Search the material below for the string "personal" and list each line that holds it.

-- START OF ENTRIES --

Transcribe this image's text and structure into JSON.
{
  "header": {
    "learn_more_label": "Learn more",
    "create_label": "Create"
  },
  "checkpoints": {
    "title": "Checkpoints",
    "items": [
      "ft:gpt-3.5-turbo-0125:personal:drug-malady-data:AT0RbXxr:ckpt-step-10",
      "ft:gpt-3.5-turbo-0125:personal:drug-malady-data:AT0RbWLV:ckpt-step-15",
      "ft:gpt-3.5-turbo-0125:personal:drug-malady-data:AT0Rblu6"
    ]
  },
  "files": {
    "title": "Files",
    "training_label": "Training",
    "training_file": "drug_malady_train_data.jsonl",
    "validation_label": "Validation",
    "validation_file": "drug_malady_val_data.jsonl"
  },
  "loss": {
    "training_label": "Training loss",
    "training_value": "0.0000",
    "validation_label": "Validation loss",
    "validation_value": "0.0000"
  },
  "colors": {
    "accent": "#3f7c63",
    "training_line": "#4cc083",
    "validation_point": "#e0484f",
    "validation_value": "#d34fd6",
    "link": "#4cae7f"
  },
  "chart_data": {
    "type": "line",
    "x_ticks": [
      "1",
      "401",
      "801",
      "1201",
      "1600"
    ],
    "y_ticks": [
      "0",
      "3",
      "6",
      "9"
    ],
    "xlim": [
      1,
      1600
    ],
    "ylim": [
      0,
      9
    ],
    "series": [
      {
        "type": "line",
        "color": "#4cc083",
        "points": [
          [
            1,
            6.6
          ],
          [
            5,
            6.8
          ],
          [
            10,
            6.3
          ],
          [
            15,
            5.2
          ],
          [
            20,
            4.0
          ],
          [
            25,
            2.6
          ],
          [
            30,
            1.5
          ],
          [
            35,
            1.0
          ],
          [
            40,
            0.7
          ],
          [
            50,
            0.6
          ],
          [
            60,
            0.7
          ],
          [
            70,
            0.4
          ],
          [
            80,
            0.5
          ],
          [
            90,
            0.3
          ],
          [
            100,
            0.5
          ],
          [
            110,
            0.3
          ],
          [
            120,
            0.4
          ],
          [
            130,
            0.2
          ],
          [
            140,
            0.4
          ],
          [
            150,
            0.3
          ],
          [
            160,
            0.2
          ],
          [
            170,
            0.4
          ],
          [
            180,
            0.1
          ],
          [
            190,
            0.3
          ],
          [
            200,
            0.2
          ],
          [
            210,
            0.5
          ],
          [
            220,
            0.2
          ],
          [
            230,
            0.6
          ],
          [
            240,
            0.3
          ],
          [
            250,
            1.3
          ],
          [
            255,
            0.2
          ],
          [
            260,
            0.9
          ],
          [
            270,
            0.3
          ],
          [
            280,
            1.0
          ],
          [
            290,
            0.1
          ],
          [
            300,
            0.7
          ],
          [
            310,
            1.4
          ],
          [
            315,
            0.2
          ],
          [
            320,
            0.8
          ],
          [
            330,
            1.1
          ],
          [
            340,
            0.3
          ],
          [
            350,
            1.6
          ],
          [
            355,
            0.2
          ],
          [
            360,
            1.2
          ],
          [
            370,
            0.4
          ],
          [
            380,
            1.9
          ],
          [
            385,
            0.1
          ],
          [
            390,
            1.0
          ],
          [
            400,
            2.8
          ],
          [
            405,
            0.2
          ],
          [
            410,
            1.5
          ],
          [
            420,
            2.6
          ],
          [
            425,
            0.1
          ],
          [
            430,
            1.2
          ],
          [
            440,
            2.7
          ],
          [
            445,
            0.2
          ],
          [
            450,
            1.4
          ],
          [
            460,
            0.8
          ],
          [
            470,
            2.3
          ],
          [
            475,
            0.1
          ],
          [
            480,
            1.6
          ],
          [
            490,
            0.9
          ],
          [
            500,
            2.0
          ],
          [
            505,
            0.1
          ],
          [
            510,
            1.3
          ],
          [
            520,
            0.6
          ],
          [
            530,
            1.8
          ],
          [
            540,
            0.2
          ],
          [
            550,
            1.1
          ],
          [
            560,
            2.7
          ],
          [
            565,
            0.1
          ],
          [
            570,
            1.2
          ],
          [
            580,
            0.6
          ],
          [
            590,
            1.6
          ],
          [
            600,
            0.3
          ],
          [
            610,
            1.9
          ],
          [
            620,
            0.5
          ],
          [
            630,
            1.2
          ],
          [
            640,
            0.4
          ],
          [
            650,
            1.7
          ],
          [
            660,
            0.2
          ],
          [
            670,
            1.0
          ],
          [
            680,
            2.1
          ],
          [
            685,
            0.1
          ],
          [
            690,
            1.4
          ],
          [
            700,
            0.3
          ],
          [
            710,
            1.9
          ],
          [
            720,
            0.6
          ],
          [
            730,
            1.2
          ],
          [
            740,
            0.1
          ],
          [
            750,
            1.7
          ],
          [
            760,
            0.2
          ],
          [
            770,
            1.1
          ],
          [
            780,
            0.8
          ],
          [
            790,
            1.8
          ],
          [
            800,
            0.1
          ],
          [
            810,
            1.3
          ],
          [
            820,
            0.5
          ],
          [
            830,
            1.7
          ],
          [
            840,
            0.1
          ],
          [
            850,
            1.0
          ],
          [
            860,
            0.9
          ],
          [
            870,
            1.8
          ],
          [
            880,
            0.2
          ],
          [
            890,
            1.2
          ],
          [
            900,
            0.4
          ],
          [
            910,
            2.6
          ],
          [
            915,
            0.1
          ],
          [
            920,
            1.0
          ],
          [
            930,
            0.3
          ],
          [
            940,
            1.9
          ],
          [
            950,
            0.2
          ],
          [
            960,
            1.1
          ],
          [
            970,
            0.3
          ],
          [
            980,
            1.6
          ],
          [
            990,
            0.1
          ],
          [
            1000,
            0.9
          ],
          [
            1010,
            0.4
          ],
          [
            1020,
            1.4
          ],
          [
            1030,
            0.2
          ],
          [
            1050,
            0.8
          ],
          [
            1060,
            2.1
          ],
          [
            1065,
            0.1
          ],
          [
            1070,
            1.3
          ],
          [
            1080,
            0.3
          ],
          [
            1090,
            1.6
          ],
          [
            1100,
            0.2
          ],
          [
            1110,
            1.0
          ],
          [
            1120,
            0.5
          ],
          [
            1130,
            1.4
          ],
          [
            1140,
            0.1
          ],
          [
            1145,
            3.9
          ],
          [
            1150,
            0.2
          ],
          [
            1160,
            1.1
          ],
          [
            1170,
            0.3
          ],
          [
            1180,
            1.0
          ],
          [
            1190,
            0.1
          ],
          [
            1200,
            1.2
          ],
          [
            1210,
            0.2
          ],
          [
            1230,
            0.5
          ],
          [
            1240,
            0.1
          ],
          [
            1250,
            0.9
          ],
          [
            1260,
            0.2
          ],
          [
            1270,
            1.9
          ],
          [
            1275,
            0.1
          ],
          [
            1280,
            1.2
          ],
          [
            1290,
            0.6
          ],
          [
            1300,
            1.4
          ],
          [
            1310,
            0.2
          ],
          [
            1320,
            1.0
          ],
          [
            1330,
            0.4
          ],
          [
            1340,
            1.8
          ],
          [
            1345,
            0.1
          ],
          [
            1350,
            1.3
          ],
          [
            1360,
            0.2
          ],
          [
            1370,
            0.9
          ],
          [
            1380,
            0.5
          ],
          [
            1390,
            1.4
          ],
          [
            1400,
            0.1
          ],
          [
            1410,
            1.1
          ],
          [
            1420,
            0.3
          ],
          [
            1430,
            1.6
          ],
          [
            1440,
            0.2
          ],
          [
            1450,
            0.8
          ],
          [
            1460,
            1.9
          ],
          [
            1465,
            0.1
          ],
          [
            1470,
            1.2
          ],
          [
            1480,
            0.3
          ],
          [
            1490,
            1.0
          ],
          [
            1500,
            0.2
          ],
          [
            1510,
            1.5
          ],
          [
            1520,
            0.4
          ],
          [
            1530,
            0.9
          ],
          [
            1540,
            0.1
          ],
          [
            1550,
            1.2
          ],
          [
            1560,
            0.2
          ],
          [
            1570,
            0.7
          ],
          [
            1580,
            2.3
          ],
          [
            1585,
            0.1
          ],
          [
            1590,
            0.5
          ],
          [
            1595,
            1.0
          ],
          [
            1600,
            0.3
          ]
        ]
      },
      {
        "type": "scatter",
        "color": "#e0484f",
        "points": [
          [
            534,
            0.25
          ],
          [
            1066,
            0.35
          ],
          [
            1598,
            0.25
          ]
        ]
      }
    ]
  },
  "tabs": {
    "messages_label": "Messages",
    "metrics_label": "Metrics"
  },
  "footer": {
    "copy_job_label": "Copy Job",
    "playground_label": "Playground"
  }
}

-- END OF ENTRIES --

■ OUTPUT OF THE TASK ■
      "ft:gpt-3.5-turbo-0125:personal:drug-malady-data:AT0RbXxr:ckpt-step-10",
      "ft:gpt-3.5-turbo-0125:personal:drug-malady-data:AT0RbWLV:ckpt-step-15",
      "ft:gpt-3.5-turbo-0125:personal:drug-malady-data:AT0Rblu6"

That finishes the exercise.